▸ **PROMPT**
Set down, in full, every record in the block.

▸ **DATA SECTION**
• • •
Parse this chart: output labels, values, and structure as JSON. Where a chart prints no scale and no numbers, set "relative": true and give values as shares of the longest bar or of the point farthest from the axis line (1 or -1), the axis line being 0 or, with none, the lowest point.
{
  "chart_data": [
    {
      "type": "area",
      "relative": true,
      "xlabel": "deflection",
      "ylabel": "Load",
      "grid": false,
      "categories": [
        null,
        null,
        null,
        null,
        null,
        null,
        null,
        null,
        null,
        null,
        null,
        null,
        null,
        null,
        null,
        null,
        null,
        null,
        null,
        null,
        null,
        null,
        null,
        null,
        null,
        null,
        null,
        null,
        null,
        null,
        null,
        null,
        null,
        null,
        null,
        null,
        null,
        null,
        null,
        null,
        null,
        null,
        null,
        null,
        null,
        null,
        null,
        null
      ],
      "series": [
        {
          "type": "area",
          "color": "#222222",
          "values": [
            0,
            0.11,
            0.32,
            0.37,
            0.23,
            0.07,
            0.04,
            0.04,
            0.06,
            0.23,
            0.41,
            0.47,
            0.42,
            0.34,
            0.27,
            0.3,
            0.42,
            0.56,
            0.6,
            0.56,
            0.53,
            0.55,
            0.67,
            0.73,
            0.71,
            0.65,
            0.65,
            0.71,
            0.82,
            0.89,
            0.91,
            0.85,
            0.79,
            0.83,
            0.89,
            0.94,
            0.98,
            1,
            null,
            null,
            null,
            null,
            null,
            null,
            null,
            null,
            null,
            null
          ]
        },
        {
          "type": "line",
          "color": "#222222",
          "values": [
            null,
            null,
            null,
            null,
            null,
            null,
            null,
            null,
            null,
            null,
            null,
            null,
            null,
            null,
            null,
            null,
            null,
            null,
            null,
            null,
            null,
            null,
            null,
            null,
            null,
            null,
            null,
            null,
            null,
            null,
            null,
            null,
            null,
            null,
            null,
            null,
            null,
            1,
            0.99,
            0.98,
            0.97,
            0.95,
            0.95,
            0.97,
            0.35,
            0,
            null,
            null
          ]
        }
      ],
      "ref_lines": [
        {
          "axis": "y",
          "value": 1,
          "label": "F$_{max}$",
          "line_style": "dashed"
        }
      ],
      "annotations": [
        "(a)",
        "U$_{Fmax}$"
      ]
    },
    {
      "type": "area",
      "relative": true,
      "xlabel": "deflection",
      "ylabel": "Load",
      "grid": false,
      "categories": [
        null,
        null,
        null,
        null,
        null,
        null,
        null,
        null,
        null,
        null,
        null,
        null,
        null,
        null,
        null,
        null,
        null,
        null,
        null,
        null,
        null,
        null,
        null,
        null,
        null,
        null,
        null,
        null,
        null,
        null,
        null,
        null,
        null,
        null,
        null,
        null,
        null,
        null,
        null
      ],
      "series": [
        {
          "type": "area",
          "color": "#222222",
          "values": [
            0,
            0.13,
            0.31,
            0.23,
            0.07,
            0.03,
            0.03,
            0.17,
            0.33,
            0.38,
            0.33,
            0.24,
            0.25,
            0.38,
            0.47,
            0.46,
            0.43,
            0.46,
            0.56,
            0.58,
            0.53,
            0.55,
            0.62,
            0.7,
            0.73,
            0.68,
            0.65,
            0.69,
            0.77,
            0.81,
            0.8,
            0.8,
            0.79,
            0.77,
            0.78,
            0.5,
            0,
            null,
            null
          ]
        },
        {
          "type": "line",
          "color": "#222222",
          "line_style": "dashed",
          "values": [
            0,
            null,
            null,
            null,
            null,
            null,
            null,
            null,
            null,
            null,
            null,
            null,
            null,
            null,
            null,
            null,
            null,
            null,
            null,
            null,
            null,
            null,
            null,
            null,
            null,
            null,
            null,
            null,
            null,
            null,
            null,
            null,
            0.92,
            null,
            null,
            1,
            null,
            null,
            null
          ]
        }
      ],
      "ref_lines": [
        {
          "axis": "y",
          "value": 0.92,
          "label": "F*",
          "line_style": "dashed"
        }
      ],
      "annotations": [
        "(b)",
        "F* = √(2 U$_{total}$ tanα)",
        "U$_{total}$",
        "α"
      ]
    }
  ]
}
• • •
▸ **RESPONSE**
Parse this chart: output labels, values, and structure as JSON. Where a chart prints no scale and no numbers, set "relative": true and give values as shares of the longest bar or of the point farthest from the axis line (1 or -1), the axis line being 0 or, with none, the lowest point.
{
  "chart_data": [
    {
      "type": "area",
      "relative": true,
      "xlabel": "deflection",
      "ylabel": "Load",
      "grid": false,
      "categories": [
        null,
        null,
        null,
        null,
        null,
        null,
        null,
        null,
        null,
        null,
        null,
        null,
        null,
        null,
        null,
        null,
        null,
        null,
        null,
        null,
        null,
        null,
        null,
        null,
        null,
        null,
        null,
        null,
        null,
        null,
        null,
        null,
        null,
        null,
        null,
        null,
        null,
        null,
        null,
        null,
        null,
        null,
        null,
        null,
        null,
        null,
        null,
        null
      ],
      "series": [
        {
          "type": "area",
          "color": "#222222",
          "values": [
            0,
            0.11,
            0.32,
            0.37,
            0.23,
            0.07,
            0.04,
            0.04,
            0.06,
            0.23,
            0.41,
            0.47,
            0.42,
            0.34,
            0.27,
            0.3,
            0.42,
            0.56,
            0.6,
            0.56,
            0.53,
            0.55,
            0.67,
            0.73,
            0.71,
            0.65,
            0.65,
            0.71,
            0.82,
            0.89,
            0.91,
            0.85,
            0.79,
            0.83,
            0.89,
            0.94,
            0.98,
            1,
            null,
            null,
            null,
            null,
            null,
            null,
            null,
            null,
            null,
            null
          ]
        },
        {
          "type": "line",
          "color": "#222222",
          "values": [
            null,
            null,
            null,
            null,
            null,
            null,
            null,
            null,
            null,
            null,
            null,
            null,
            null,
            null,
            null,
            null,
            null,
            null,
            null,
            null,
            null,
            null,
            null,
            null,
            null,
            null,
            null,
            null,
            null,
            null,
            null,
            null,
            null,
            null,
            null,
            null,
            null,
            1,
            0.99,
            0.98,
            0.97,
            0.95,
            0.95,
            0.97,
            0.35,
            0,
            null,
            null
          ]
        }
      ],
      "ref_lines": [
        {
          "axis": "y",
          "value": 1,
          "label": "F$_{max}$",
          "line_style": "dashed"
        }
      ],
      "annotations": [
        "(a)",
        "U$_{Fmax}$"
      ]
    },
    {
      "type": "area",
      "relative": true,
      "xlabel": "deflection",
      "ylabel": "Load",
      "grid": false,
      "categories": [
        null,
        null,
        null,
        null,
        null,
        null,
        null,
        null,
        null,
        null,
        null,
        null,
        null,
        null,
        null,
        null,
        null,
        null,
        null,
        null,
        null,
        null,
        null,
        null,
        null,
        null,
        null,
        null,
        null,
        null,
        null,
        null,
        null,
        null,
        null,
        null,
        null,
        null,
        null
      ],
      "series": [
        {
          "type": "area",
          "color": "#222222",
          "values": [
            0,
            0.13,
            0.31,
            0.23,
            0.07,
            0.03,
            0.03,
            0.17,
            0.33,
            0.38,
            0.33,
            0.24,
            0.25,
            0.38,
            0.47,
            0.46,
            0.43,
            0.46,
            0.56,
            0.58,
            0.53,
            0.55,
            0.62,
            0.7,
            0.73,
            0.68,
            0.65,
            0.69,
            0.77,
            0.81,
            0.8,
            0.8,
            0.79,
            0.77,
            0.78,
            0.5,
            0,
            null,
            null
          ]
        },
        {
          "type": "line",
          "color": "#222222",
          "line_style": "dashed",
          "values": [
            0,
            null,
            null,
            null,
            null,
            null,
            null,
            null,
            null,
            null,
            null,
            null,
            null,
            null,
            null,
            null,
            null,
            null,
            null,
            null,
            null,
            null,
            null,
            null,
            null,
            null,
            null,
            null,
            null,
            null,
            null,
            null,
            0.92,
            null,
            null,
            1,
            null,
            null,
            null
          ]
        }
      ],
      "ref_lines": [
        {
          "axis": "y",
          "value": 0.92,
          "label": "F*",
          "line_style": "dashed"
        }
      ],
      "annotations": [
        "(b)",
        "F* = √(2 U$_{total}$ tanα)",
        "U$_{total}$",
        "α"
      ]
    }
  ]
}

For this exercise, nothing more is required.